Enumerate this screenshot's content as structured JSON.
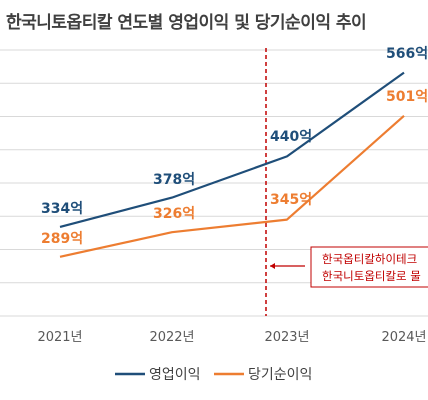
{
  "chart_data": {
    "type": "line",
    "title": "한국니토옵티칼 연도별 영업이익 및 당기순이익 추이",
    "categories": [
      "2021년",
      "2022년",
      "2023년",
      "2024년"
    ],
    "series": [
      {
        "name": "영업이익",
        "values": [
          334,
          378,
          440,
          566
        ],
        "labels": [
          "334억",
          "378억",
          "440억",
          "566억"
        ],
        "color": "#1f4e79"
      },
      {
        "name": "당기순이익",
        "values": [
          289,
          326,
          345,
          501
        ],
        "labels": [
          "289억",
          "326억",
          "345억",
          "501억"
        ],
        "color": "#ed7d31"
      }
    ],
    "ylim": [
      200,
      600
    ],
    "grid": true,
    "legend_position": "bottom",
    "annotation": {
      "lines": [
        "한국옵티칼하이테크",
        "한국니토옵티칼로 물"
      ],
      "color": "#c00000"
    }
  }
}
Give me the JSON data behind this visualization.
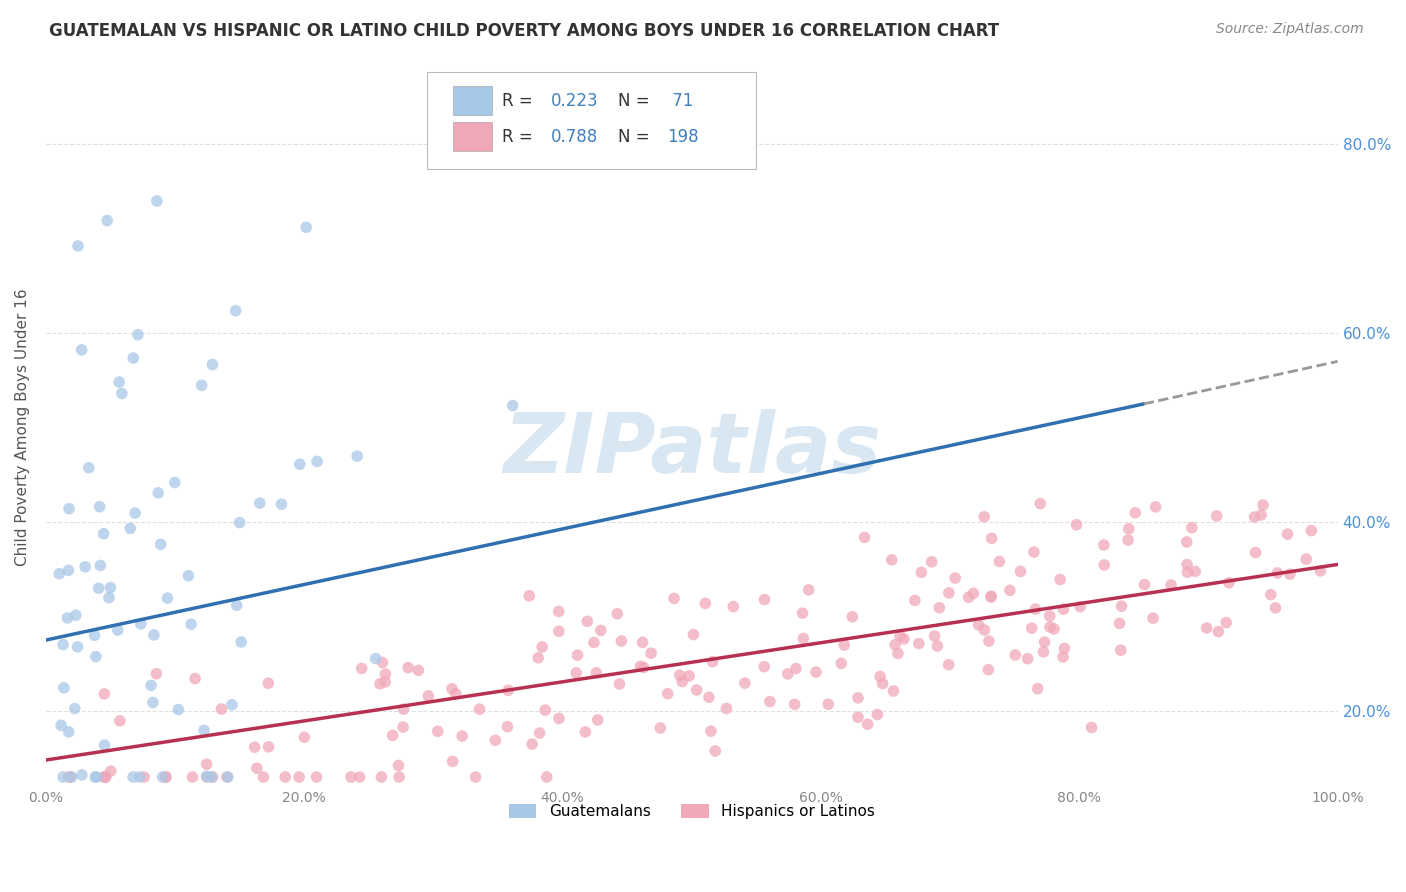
{
  "title": "GUATEMALAN VS HISPANIC OR LATINO CHILD POVERTY AMONG BOYS UNDER 16 CORRELATION CHART",
  "source": "Source: ZipAtlas.com",
  "ylabel": "Child Poverty Among Boys Under 16",
  "xlim": [
    0,
    1.0
  ],
  "ylim": [
    0.12,
    0.88
  ],
  "xticks": [
    0.0,
    0.2,
    0.4,
    0.6,
    0.8,
    1.0
  ],
  "xtick_labels": [
    "0.0%",
    "20.0%",
    "40.0%",
    "60.0%",
    "80.0%",
    "100.0%"
  ],
  "yticks_right": [
    0.2,
    0.4,
    0.6,
    0.8
  ],
  "ytick_labels_right": [
    "20.0%",
    "40.0%",
    "60.0%",
    "80.0%"
  ],
  "blue_R": 0.223,
  "blue_N": 71,
  "pink_R": 0.788,
  "pink_N": 198,
  "blue_color": "#A8C8E8",
  "pink_color": "#F0A8B8",
  "blue_line_color": "#3070B0",
  "pink_line_color": "#B83050",
  "dot_size": 70,
  "dot_alpha": 0.75,
  "watermark": "ZIPatlas",
  "watermark_color": "#C0D8EC",
  "legend_label_blue": "Guatemalans",
  "legend_label_pink": "Hispanics or Latinos",
  "blue_line_x0": 0.0,
  "blue_line_y0": 0.275,
  "blue_line_x1": 0.85,
  "blue_line_y1": 0.525,
  "blue_line_dash_x0": 0.85,
  "blue_line_dash_y0": 0.525,
  "blue_line_dash_x1": 1.0,
  "blue_line_dash_y1": 0.57,
  "pink_line_x0": 0.0,
  "pink_line_y0": 0.148,
  "pink_line_x1": 1.0,
  "pink_line_y1": 0.355,
  "grid_color": "#DDDDDD",
  "grid_style": "--",
  "legend_R_color": "#4080C0",
  "legend_N_color": "#4080C0",
  "title_color": "#333333",
  "source_color": "#888888",
  "ylabel_color": "#555555",
  "tick_label_color": "#888888",
  "right_tick_color": "#4A90D9"
}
──────────
What you need to do: Word for word, quote the full listing, omitting every picture.

Result of the task:
Enumerate this screenshot's content as structured JSON.
{
  "chart_data": {
    "type": "line",
    "title": "한국니토옵티칼 연도별 영업이익 및 당기순이익 추이",
    "categories": [
      "2021년",
      "2022년",
      "2023년",
      "2024년"
    ],
    "series": [
      {
        "name": "영업이익",
        "values": [
          334,
          378,
          440,
          566
        ],
        "labels": [
          "334억",
          "378억",
          "440억",
          "566억"
        ],
        "color": "#1f4e79"
      },
      {
        "name": "당기순이익",
        "values": [
          289,
          326,
          345,
          501
        ],
        "labels": [
          "289억",
          "326억",
          "345억",
          "501억"
        ],
        "color": "#ed7d31"
      }
    ],
    "ylim": [
      200,
      600
    ],
    "grid": true,
    "legend_position": "bottom",
    "annotation": {
      "lines": [
        "한국옵티칼하이테크",
        "한국니토옵티칼로 물"
      ],
      "color": "#c00000"
    }
  }
}
Give me the JSON data behind this visualization.
{
  "title": "GUATEMALAN VS HISPANIC OR LATINO CHILD POVERTY AMONG BOYS UNDER 16 CORRELATION CHART",
  "source": "Source: ZipAtlas.com",
  "ylabel": "Child Poverty Among Boys Under 16",
  "xlim": [
    0,
    1.0
  ],
  "ylim": [
    0.12,
    0.88
  ],
  "xticks": [
    0.0,
    0.2,
    0.4,
    0.6,
    0.8,
    1.0
  ],
  "xtick_labels": [
    "0.0%",
    "20.0%",
    "40.0%",
    "60.0%",
    "80.0%",
    "100.0%"
  ],
  "yticks_right": [
    0.2,
    0.4,
    0.6,
    0.8
  ],
  "ytick_labels_right": [
    "20.0%",
    "40.0%",
    "60.0%",
    "80.0%"
  ],
  "blue_R": 0.223,
  "blue_N": 71,
  "pink_R": 0.788,
  "pink_N": 198,
  "blue_color": "#A8C8E8",
  "pink_color": "#F0A8B8",
  "blue_line_color": "#3070B0",
  "pink_line_color": "#B83050",
  "dot_size": 70,
  "dot_alpha": 0.75,
  "watermark": "ZIPatlas",
  "watermark_color": "#C0D8EC",
  "legend_label_blue": "Guatemalans",
  "legend_label_pink": "Hispanics or Latinos",
  "blue_line_x0": 0.0,
  "blue_line_y0": 0.275,
  "blue_line_x1": 0.85,
  "blue_line_y1": 0.525,
  "blue_line_dash_x0": 0.85,
  "blue_line_dash_y0": 0.525,
  "blue_line_dash_x1": 1.0,
  "blue_line_dash_y1": 0.57,
  "pink_line_x0": 0.0,
  "pink_line_y0": 0.148,
  "pink_line_x1": 1.0,
  "pink_line_y1": 0.355,
  "grid_color": "#DDDDDD",
  "grid_style": "--",
  "legend_R_color": "#4080C0",
  "legend_N_color": "#4080C0",
  "title_color": "#333333",
  "source_color": "#888888",
  "ylabel_color": "#555555",
  "tick_label_color": "#888888",
  "right_tick_color": "#4A90D9"
}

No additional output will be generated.